> [Etapas do exercício]
• a. Segundo o texto sobre o fracasso escolar, onde os docentes situam a razão desse fracasso?
• b. Reescreva o trecho do texto sobre o fracasso escolar desde "As justificativas dos" até "menos nos professores.", inclusive, trocando "docentes" por "educadores".
• c. Dê continuidade ao texto sobre o fracasso escolar a partir de onde ele para.

> [Documento]
..........

As justificativas dos docentes para esse fracasso é, sobretudo, as condições de salário e péssimas condições de trabalho e a pobreza das famílias não permite que os alunos se dediquem aos estudos. Ou seja, a razão do fracasso está na sociedade e não na sala de aula, muito menos nos professores.
Essa prática discursiva construída por meio de forte subjetivismo da ação pedagógica dos professores e absorvida pelos alunos é apropriada pela organização sindical e reelaborada para justificar na sociedade a vitimação do professor que trabalha muito, ganha “salário de fome”, enfrenta turmas superlotadas é vítima da indisciplina e do desinteresse dos alunos, não conta com a ajuda dos pais, da comunidade, do governo e da sociedade em geral. Pronto: esta é fórmula do para o fracasso escolar, dos alunos e direcionar as responsabilidades para o Estado.

..........

> [Seção de dados]
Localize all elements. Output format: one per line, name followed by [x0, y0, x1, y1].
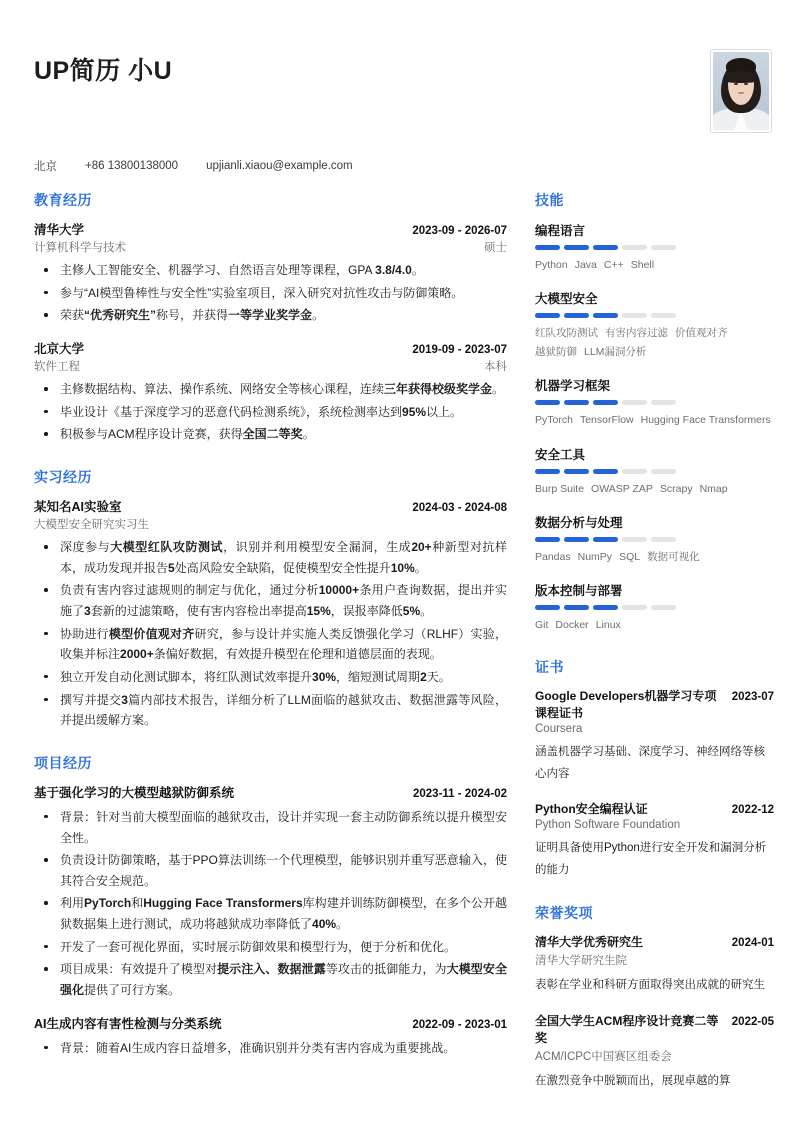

..........

> [Respostas por tarefa]
• a. Na sociedade, e não na sala de aula, muito menos nos professores.

• b.
As justificativas dos educadores para esse fracasso é, sobretudo, as condições de salário e péssimas condições de trabalho e a pobreza das famílias não permite que os alunos se dediquem aos estudos. Ou seja, a razão do fracasso está na sociedade e não na sala de aula, muito menos nos professores.

• c.
Ressonância social das práticas discursivas das organizações escolares

Quando se fala em educação formal, considera-se a escola como organização provedora desses conhecimentos aos cidadãos por meio da promoção de habilidades e imposição de categorias de pensamento aos indivíduos.
Esse arcabouço de responsabilidade da escola é produzido e aceito socialmente como produto da relação de forças dos agentes do sistema educacional, mas não só dele.
Observado sob outro panorama, a escola atua como agente na implementação de políticas educacionais construídas sob regras construídas sob a tutela do Estado. Isso reflete a forte influência deste na determinação e na homogeneização dos pressupostos lógicos e morais dos indivíduos por meio da escolarização.
As práticas pedagógicas que os professores aplicam em sala de aula é resultado de um longo processo de codificação e normatização difuso que tem como principal propulsor o Estado (BOURDIEU, 1996 p. 94). São, portanto, aceitas pelos agentes como adequadas para o desenvolvimento das habilidades necessárias a uma aprendizagem institucionalizada configurada por imposições, aplicadas, adaptadas e sedimentadas conflituosamente ou não durante certa temporalidade.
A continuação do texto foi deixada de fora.